Alıştırmanın amacı
Malzemenin başından "y-tick-label: 35 [36, 292, 50, 306]" ifadesini içeren satıra kadar (bu satır da dahil) olan satırlarda "x-tick-label" ifadesini "x-axis-label" olarak yeniden adlandır. Diğer her şeyi değiştirmeden yalnızca bu satırları yeniden yaz.

Görev girdileri
____

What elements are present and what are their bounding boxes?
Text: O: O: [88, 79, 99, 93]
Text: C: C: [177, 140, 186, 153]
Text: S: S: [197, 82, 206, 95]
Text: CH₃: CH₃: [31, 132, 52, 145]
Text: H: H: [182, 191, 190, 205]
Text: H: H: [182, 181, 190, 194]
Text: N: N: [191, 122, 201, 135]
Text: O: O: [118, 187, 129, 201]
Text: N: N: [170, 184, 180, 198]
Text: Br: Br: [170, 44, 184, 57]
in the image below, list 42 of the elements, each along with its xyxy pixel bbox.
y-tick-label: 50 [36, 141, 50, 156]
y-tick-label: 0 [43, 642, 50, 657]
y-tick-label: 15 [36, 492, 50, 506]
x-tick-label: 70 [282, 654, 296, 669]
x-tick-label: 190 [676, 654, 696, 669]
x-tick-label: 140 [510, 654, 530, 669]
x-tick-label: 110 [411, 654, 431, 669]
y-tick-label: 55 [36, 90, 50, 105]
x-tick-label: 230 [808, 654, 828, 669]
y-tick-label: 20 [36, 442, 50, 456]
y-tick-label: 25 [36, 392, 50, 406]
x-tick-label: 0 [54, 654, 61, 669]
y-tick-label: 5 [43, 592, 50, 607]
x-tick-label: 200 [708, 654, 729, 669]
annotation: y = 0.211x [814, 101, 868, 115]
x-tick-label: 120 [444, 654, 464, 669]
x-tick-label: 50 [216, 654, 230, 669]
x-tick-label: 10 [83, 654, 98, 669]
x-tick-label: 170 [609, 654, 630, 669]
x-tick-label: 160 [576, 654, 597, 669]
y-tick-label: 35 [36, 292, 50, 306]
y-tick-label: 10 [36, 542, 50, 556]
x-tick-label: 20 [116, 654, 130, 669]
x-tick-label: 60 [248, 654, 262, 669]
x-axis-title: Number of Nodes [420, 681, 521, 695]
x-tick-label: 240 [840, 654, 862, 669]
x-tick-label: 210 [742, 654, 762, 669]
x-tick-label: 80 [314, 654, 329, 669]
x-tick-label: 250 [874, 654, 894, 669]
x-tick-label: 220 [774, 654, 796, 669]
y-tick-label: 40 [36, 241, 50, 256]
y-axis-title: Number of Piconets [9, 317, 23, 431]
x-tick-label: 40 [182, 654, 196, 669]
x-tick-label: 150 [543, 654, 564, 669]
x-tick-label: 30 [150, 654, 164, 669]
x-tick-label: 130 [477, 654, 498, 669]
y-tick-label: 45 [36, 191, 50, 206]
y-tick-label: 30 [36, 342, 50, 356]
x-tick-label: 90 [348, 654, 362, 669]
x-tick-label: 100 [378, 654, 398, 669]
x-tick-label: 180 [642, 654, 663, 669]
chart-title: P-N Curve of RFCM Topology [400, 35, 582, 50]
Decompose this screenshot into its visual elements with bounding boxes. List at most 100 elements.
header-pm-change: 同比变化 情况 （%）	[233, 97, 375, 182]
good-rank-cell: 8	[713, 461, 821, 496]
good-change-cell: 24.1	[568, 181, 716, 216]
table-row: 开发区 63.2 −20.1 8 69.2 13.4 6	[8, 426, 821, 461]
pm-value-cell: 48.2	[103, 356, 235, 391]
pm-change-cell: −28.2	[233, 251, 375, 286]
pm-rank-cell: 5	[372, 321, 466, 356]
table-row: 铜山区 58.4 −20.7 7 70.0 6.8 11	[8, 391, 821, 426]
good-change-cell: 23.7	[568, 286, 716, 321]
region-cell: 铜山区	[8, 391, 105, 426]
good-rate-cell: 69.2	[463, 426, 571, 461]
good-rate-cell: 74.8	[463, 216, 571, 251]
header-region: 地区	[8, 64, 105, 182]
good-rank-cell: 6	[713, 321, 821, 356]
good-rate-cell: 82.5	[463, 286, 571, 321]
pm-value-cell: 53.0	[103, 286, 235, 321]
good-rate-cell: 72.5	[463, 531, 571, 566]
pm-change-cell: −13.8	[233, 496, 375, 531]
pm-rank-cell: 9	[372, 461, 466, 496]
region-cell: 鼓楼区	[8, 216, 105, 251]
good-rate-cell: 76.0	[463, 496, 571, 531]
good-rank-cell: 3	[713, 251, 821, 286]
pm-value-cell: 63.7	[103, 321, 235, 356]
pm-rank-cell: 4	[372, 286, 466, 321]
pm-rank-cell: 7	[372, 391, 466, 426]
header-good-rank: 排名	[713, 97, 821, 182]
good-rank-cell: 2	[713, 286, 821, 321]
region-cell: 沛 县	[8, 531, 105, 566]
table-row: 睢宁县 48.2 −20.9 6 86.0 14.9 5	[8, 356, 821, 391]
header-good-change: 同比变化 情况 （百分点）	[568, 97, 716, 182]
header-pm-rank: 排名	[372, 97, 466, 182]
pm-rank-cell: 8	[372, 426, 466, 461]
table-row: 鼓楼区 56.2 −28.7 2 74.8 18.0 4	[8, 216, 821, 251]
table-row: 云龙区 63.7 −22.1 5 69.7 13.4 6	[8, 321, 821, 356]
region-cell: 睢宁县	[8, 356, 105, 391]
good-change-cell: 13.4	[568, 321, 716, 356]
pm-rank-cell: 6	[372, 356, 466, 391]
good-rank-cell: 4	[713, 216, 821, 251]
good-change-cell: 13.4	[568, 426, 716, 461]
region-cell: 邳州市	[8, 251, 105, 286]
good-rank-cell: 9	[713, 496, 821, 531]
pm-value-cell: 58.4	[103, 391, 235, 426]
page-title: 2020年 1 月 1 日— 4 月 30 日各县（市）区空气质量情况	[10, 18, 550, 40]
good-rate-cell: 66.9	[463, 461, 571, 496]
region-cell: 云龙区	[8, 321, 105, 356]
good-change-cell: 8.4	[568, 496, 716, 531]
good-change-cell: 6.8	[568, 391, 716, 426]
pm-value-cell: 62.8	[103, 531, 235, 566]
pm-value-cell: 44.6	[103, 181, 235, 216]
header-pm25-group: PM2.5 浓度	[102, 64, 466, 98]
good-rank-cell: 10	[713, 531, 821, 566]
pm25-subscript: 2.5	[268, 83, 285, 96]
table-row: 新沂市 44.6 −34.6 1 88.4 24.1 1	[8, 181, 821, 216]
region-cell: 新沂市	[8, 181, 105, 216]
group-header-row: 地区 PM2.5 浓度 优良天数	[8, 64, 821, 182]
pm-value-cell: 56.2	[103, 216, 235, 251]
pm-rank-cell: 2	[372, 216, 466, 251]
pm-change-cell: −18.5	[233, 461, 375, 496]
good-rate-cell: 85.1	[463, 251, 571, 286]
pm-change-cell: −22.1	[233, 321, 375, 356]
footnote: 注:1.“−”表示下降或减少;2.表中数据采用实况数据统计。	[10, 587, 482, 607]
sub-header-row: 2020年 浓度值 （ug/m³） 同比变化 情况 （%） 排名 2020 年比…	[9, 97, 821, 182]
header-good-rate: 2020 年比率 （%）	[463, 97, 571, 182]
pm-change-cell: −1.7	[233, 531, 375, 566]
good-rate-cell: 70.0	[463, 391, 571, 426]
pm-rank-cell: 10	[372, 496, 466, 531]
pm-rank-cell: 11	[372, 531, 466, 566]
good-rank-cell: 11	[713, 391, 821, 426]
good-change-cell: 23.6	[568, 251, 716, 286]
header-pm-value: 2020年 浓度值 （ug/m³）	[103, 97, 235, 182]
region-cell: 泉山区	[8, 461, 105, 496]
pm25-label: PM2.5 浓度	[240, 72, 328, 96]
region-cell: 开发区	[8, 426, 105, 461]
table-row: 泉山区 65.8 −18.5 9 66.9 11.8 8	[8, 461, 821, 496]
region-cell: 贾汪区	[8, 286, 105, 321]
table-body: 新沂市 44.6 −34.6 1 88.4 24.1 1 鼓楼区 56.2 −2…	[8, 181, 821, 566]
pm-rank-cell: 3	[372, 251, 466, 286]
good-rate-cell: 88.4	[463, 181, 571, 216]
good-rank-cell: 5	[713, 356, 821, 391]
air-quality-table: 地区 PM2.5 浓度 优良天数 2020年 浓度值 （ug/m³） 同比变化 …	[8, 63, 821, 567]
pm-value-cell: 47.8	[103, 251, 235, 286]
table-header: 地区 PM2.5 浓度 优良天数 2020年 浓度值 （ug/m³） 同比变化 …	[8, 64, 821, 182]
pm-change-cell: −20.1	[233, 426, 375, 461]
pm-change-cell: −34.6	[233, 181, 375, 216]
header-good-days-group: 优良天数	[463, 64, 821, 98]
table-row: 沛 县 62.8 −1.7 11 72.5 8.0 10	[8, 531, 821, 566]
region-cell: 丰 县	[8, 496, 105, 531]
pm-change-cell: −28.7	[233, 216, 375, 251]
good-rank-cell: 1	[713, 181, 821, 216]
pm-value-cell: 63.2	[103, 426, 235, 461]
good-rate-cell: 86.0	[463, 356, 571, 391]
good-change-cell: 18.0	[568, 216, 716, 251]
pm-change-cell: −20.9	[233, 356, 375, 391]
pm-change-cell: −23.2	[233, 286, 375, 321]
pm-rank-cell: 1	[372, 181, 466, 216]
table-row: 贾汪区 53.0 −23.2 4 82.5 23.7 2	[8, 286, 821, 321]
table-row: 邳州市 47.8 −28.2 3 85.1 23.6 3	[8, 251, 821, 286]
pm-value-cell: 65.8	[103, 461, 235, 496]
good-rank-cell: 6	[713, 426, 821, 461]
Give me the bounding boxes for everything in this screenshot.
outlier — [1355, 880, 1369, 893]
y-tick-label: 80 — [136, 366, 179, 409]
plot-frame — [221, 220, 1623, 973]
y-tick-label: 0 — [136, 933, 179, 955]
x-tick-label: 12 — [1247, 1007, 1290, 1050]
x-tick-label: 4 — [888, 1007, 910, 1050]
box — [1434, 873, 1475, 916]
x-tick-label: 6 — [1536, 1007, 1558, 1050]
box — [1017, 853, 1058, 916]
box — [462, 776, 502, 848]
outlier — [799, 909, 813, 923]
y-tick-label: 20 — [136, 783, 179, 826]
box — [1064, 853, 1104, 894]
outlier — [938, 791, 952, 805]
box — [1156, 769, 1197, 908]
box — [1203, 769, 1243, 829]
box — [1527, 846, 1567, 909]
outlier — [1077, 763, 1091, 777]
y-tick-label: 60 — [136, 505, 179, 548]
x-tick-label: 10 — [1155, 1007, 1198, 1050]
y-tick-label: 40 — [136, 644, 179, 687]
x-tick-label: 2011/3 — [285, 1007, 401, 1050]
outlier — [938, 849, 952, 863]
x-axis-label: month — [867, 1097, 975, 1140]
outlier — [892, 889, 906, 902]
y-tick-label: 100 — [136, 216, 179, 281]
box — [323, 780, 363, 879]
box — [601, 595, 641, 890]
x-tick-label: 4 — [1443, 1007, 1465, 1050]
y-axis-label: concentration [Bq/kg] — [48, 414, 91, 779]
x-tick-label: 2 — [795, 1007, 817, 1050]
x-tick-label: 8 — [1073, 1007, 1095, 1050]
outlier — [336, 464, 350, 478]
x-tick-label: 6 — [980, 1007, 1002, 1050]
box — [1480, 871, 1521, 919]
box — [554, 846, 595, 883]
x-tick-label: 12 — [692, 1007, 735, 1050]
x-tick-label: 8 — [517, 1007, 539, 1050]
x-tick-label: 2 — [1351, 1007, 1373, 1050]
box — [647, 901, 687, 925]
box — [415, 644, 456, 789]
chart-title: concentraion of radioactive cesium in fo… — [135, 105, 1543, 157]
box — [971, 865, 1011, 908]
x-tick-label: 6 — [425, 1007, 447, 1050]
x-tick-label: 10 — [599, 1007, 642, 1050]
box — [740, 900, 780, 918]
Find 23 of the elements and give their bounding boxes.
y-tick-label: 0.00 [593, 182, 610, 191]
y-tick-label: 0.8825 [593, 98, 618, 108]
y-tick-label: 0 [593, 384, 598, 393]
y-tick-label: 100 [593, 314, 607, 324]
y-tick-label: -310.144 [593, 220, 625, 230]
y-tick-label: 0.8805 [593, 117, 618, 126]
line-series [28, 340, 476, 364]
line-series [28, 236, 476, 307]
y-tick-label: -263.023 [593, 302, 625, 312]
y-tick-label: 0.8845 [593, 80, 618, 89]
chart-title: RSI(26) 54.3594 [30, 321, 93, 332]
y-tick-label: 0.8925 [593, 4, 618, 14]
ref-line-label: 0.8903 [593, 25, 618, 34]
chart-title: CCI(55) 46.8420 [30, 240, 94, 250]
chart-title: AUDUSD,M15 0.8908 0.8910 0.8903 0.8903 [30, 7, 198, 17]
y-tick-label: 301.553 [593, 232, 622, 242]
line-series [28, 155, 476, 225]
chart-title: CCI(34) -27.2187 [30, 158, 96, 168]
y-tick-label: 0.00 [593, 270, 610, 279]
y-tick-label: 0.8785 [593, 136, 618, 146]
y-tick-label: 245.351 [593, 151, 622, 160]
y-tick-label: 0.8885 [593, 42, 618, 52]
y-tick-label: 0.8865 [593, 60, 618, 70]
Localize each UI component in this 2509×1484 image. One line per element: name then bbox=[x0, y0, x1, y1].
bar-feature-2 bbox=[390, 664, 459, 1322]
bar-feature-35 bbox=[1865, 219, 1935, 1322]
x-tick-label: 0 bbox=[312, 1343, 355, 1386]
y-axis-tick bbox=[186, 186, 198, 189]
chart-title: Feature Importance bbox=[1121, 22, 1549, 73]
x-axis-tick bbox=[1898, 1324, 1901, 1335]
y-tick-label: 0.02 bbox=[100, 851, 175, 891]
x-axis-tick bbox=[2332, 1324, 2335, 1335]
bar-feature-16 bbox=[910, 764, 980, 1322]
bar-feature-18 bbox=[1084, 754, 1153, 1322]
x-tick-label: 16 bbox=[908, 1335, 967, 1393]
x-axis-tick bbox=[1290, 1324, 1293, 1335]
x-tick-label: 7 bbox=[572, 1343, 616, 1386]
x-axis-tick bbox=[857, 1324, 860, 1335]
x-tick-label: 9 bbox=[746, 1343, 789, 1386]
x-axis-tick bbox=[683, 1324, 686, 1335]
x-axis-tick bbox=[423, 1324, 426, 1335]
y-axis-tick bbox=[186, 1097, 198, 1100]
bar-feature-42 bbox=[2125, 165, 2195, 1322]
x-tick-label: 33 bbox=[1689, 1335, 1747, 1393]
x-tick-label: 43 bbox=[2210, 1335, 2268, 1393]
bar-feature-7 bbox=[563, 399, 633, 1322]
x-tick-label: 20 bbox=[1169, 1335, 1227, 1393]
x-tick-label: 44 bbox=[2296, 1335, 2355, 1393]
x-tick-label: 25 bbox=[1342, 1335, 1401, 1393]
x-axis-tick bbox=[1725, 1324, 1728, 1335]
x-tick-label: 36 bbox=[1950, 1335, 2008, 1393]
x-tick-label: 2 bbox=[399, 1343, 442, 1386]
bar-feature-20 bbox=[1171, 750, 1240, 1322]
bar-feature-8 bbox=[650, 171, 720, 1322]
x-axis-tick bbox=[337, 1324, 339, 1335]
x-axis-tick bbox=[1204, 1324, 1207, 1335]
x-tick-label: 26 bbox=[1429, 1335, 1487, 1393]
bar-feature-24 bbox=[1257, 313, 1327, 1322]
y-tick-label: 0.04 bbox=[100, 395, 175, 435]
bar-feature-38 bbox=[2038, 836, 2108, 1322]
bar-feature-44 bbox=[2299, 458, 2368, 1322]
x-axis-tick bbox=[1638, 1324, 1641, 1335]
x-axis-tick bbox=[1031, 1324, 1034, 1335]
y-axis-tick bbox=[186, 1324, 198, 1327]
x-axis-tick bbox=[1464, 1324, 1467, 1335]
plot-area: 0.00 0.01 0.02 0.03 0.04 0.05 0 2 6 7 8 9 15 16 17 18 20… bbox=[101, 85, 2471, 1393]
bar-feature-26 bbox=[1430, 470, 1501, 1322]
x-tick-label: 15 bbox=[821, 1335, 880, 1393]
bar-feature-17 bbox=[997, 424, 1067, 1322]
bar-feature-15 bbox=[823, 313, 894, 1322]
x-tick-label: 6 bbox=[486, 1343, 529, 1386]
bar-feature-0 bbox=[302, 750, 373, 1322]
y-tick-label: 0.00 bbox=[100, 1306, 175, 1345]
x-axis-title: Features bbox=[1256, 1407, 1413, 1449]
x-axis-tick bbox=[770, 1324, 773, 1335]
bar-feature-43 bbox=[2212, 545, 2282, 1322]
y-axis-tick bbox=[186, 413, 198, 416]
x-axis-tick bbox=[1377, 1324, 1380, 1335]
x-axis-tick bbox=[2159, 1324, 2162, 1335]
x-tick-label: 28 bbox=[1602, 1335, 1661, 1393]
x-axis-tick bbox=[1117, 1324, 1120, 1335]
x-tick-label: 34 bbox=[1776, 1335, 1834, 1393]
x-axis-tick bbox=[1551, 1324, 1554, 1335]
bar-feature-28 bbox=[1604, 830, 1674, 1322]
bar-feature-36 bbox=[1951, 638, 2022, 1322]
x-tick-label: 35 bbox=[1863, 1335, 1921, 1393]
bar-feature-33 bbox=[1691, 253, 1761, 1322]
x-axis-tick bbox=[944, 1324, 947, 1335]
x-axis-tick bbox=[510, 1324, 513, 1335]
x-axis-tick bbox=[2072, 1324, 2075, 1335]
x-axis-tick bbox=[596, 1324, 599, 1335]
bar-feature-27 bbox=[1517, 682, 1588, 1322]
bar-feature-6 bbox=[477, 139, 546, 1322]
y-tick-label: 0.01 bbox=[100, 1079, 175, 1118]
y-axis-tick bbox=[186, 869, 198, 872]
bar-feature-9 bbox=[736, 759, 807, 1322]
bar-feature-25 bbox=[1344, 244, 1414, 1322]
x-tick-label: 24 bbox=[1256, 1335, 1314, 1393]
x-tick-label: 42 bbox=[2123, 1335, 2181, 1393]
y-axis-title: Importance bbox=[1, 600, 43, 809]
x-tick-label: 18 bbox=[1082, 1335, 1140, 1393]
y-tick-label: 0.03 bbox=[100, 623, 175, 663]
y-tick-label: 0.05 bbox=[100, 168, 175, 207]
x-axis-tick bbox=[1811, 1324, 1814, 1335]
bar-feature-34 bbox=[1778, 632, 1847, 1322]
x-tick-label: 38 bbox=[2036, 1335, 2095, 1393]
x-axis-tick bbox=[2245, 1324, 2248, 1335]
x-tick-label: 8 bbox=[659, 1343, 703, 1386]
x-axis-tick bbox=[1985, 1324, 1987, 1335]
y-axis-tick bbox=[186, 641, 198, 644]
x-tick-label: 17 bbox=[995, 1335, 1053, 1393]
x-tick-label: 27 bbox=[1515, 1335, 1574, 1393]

____

Yanıt
What elements are present and what are their bounding boxes?
Text: O: O: [88, 79, 99, 93]
Text: C: C: [177, 140, 186, 153]
Text: S: S: [197, 82, 206, 95]
Text: CH₃: CH₃: [31, 132, 52, 145]
Text: H: H: [182, 191, 190, 205]
Text: H: H: [182, 181, 190, 194]
Text: N: N: [191, 122, 201, 135]
Text: O: O: [118, 187, 129, 201]
Text: N: N: [170, 184, 180, 198]
Text: Br: Br: [170, 44, 184, 57]
in the image below, list 42 of the elements, each along with its xyxy pixel bbox.
y-tick-label: 50 [36, 141, 50, 156]
y-tick-label: 0 [43, 642, 50, 657]
y-tick-label: 15 [36, 492, 50, 506]
x-axis-label: 70 [282, 654, 296, 669]
x-axis-label: 190 [676, 654, 696, 669]
x-axis-label: 140 [510, 654, 530, 669]
x-axis-label: 110 [411, 654, 431, 669]
y-tick-label: 55 [36, 90, 50, 105]
x-axis-label: 230 [808, 654, 828, 669]
y-tick-label: 20 [36, 442, 50, 456]
y-tick-label: 25 [36, 392, 50, 406]
x-axis-label: 0 [54, 654, 61, 669]
y-tick-label: 5 [43, 592, 50, 607]
x-axis-label: 200 [708, 654, 729, 669]
annotation: y = 0.211x [814, 101, 868, 115]
x-axis-label: 120 [444, 654, 464, 669]
x-axis-label: 50 [216, 654, 230, 669]
x-axis-label: 10 [83, 654, 98, 669]
x-axis-label: 170 [609, 654, 630, 669]
x-axis-label: 160 [576, 654, 597, 669]
y-tick-label: 35 [36, 292, 50, 306]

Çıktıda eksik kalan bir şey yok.